_Information provided_
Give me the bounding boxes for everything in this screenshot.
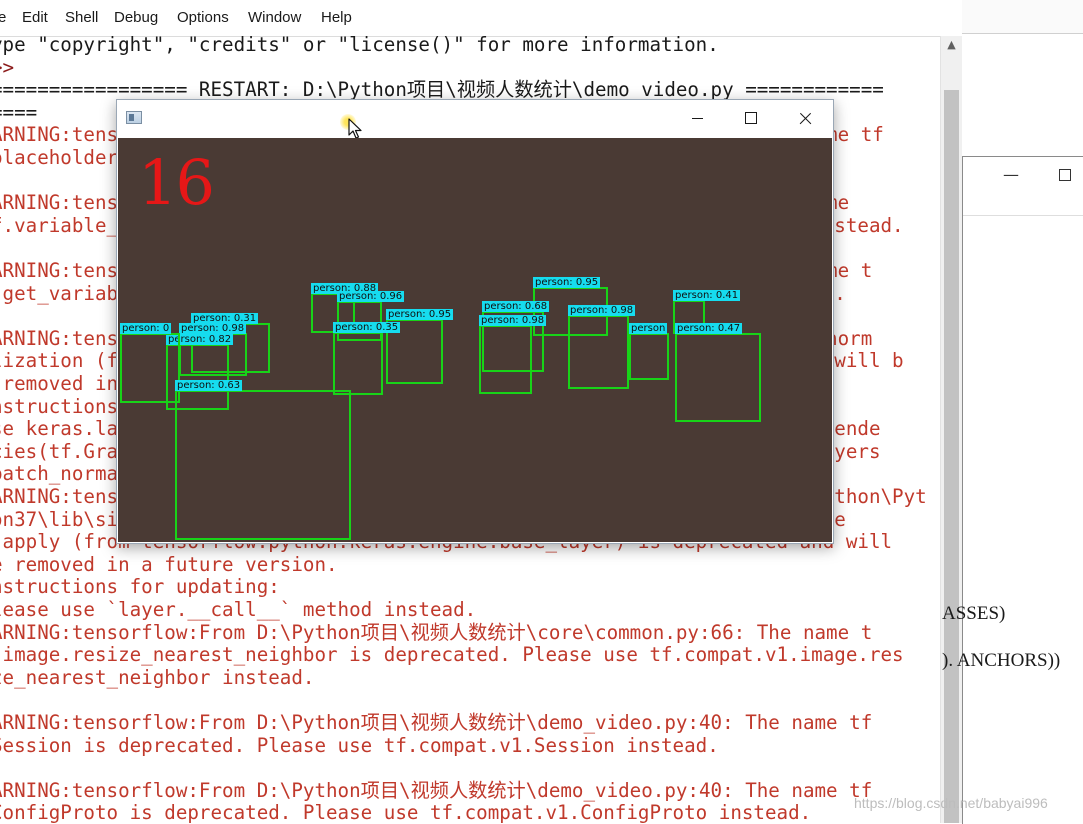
menu-debug[interactable]: Debug	[114, 9, 158, 26]
menu-shell[interactable]: Shell	[65, 9, 98, 26]
person-detection-box: person: 0.98	[568, 305, 636, 389]
menu-window[interactable]: Window	[248, 9, 301, 26]
shell-line: Session is deprecated. Please use tf.com…	[0, 734, 719, 757]
detection-label: person: 0.63	[175, 380, 243, 391]
detection-label: person: 0.95	[533, 277, 601, 288]
video-frame: 16 person: 0.88 person: 0.96 person: 0.95 p…	[118, 138, 832, 542]
people-count: 16	[138, 146, 215, 219]
minimize-button[interactable]	[670, 100, 724, 137]
maximize-icon[interactable]	[1059, 169, 1071, 181]
detection-label: person: 0.95	[386, 309, 454, 320]
detection-label: person	[629, 323, 668, 334]
editor-window: — ASSES) ). ANCHORS))	[942, 156, 1083, 824]
app-window-icon	[126, 111, 142, 124]
detection-label: person: 0	[120, 323, 172, 334]
shell-line: lease use `layer.__call__` method instea…	[0, 598, 477, 621]
detection-label: person: 0.68	[482, 301, 550, 312]
shell-line: ARNING:tensorflow:From D:\Python项目\视频人数统…	[0, 621, 873, 644]
video-window: 16 person: 0.88 person: 0.96 person: 0.95 p…	[116, 99, 834, 544]
vertical-scrollbar[interactable]: ▲	[940, 36, 962, 823]
shell-line: nstructions for updating:	[0, 575, 280, 598]
shell-line: ====	[0, 101, 38, 124]
menu-help[interactable]: Help	[321, 9, 352, 26]
minimize-icon[interactable]: —	[1003, 165, 1019, 184]
code-line: ). ANCHORS))	[942, 650, 1061, 671]
detection-label: person: 0.35	[333, 322, 401, 333]
code-line: ASSES)	[942, 603, 1006, 624]
menu-edit[interactable]: Edit	[22, 9, 48, 26]
shell-line: ze_nearest_neighbor instead.	[0, 666, 315, 689]
menu-file[interactable]: e	[0, 9, 6, 26]
close-button[interactable]	[778, 100, 832, 137]
editor-titlebar: —	[963, 157, 1083, 216]
detection-label: person: 0.47	[675, 323, 743, 334]
menu-bar: e Edit Shell Debug Options Window Help	[0, 0, 962, 37]
scrollbar-thumb[interactable]	[944, 90, 959, 823]
person-detection-box: person	[629, 323, 669, 380]
person-detection-box: person: 0	[120, 323, 180, 403]
menu-options[interactable]: Options	[177, 9, 229, 26]
shell-line: ConfigProto is deprecated. Please use tf…	[0, 801, 812, 824]
shell-line: ARNING:tensorflow:From D:\Python项目\视频人数统…	[0, 779, 873, 802]
person-detection-box: person: 0.98	[479, 315, 547, 394]
editor-window-body	[962, 34, 1083, 156]
person-detection-box: person: 0.47	[675, 323, 761, 422]
watermark-text: https://blog.csdn.net/babyai996	[854, 795, 1048, 811]
shell-line: >>	[0, 56, 15, 79]
maximize-button[interactable]	[724, 100, 778, 137]
chevron-up-icon[interactable]: ▲	[941, 38, 962, 54]
shell-line: ARNING:tensorflow:From D:\Python项目\视频人数统…	[0, 711, 873, 734]
detection-label: person: 0.98	[568, 305, 636, 316]
detection-label: person: 0.96	[337, 291, 405, 302]
shell-line: image.resize_nearest_neighbor is depreca…	[0, 643, 904, 666]
detection-label: person: 0.98	[179, 323, 247, 334]
editor-window-background: — ASSES) ). ANCHORS))	[942, 0, 1083, 824]
detection-label: person: 0.41	[673, 290, 741, 301]
shell-line: ype "copyright", "credits" or "license()…	[0, 33, 719, 56]
shell-line: e removed in a future version.	[0, 553, 338, 576]
mouse-pointer-icon	[348, 118, 362, 139]
video-window-titlebar[interactable]	[117, 100, 833, 139]
detection-label: person: 0.98	[479, 315, 547, 326]
editor-window-titlebar	[962, 0, 1083, 34]
person-detection-box: person: 0.35	[333, 322, 401, 395]
shell-line: ================= RESTART: D:\Python项目\视…	[0, 78, 884, 101]
person-detection-box: person: 0.63	[175, 380, 351, 540]
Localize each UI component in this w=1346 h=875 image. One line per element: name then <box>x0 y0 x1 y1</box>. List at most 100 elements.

_Problem details_
Reproduce every item above character for character, and leave the pictures out of your copy.

_Answer below_
Give me the bounding boxes for everything in this screenshot.
menu-debug[interactable]: Debug	[114, 9, 158, 26]
menu-shell[interactable]: Shell	[65, 9, 98, 26]
person-detection-box: person: 0.98	[568, 305, 636, 389]
menu-window[interactable]: Window	[248, 9, 301, 26]
shell-line: Session is deprecated. Please use tf.com…	[0, 734, 719, 757]
detection-label: person: 0.63	[175, 380, 243, 391]
detection-label: person: 0.95	[533, 277, 601, 288]
video-frame: 16 person: 0.88 person: 0.96 person: 0.95 p…	[118, 138, 832, 542]
people-count: 16	[138, 146, 215, 219]
minimize-button[interactable]	[670, 100, 724, 137]
maximize-icon[interactable]	[1059, 169, 1071, 181]
detection-label: person: 0.95	[386, 309, 454, 320]
detection-label: person	[629, 323, 668, 334]
editor-window: — ASSES) ). ANCHORS))	[942, 156, 1083, 824]
app-window-icon	[126, 111, 142, 124]
detection-label: person: 0	[120, 323, 172, 334]
shell-line: lease use `layer.__call__` method instea…	[0, 598, 477, 621]
detection-label: person: 0.68	[482, 301, 550, 312]
shell-line: ARNING:tensorflow:From D:\Python项目\视频人数统…	[0, 621, 873, 644]
video-window: 16 person: 0.88 person: 0.96 person: 0.95 p…	[116, 99, 834, 544]
vertical-scrollbar[interactable]: ▲	[940, 36, 962, 823]
shell-line: nstructions for updating:	[0, 575, 280, 598]
shell-line: ====	[0, 101, 38, 124]
menu-help[interactable]: Help	[321, 9, 352, 26]
minimize-icon[interactable]: —	[1003, 165, 1019, 184]
code-line: ). ANCHORS))	[942, 650, 1061, 671]
detection-label: person: 0.35	[333, 322, 401, 333]
code-line: ASSES)	[942, 603, 1006, 624]
menu-edit[interactable]: Edit	[22, 9, 48, 26]
shell-line: ze_nearest_neighbor instead.	[0, 666, 315, 689]
menu-file[interactable]: e	[0, 9, 6, 26]
close-button[interactable]	[778, 100, 832, 137]
editor-titlebar: —	[963, 157, 1083, 216]
detection-label: person: 0.47	[675, 323, 743, 334]
menu-bar: e Edit Shell Debug Options Window Help	[0, 0, 962, 37]
scrollbar-thumb[interactable]	[944, 90, 959, 823]
person-detection-box: person	[629, 323, 669, 380]
person-detection-box: person: 0	[120, 323, 180, 403]
menu-options[interactable]: Options	[177, 9, 229, 26]
shell-line: ConfigProto is deprecated. Please use tf…	[0, 801, 812, 824]
shell-line: ARNING:tensorflow:From D:\Python项目\视频人数统…	[0, 779, 873, 802]
person-detection-box: person: 0.98	[479, 315, 547, 394]
editor-window-body	[962, 34, 1083, 156]
person-detection-box: person: 0.47	[675, 323, 761, 422]
watermark-text: https://blog.csdn.net/babyai996	[854, 795, 1048, 811]
shell-line: >>	[0, 56, 15, 79]
maximize-button[interactable]	[724, 100, 778, 137]
chevron-up-icon[interactable]: ▲	[941, 38, 962, 54]
shell-line: ARNING:tensorflow:From D:\Python项目\视频人数统…	[0, 711, 873, 734]
detection-label: person: 0.98	[568, 305, 636, 316]
detection-label: person: 0.96	[337, 291, 405, 302]
shell-line: image.resize_nearest_neighbor is depreca…	[0, 643, 904, 666]
detection-label: person: 0.98	[179, 323, 247, 334]
editor-window-background: — ASSES) ). ANCHORS))	[942, 0, 1083, 824]
detection-label: person: 0.41	[673, 290, 741, 301]
shell-line: ype "copyright", "credits" or "license()…	[0, 33, 719, 56]
shell-line: e removed in a future version.	[0, 553, 338, 576]
mouse-pointer-icon	[348, 118, 362, 139]
video-window-titlebar[interactable]	[117, 100, 833, 139]
detection-label: person: 0.98	[479, 315, 547, 326]
editor-window-titlebar	[962, 0, 1083, 34]
person-detection-box: person: 0.35	[333, 322, 401, 395]
shell-line: ================= RESTART: D:\Python项目\视…	[0, 78, 884, 101]
person-detection-box: person: 0.63	[175, 380, 351, 540]
Localize each UI component in this w=1346 h=875 image. One line per element: name then <box>x0 y0 x1 y1</box>. List at most 100 elements.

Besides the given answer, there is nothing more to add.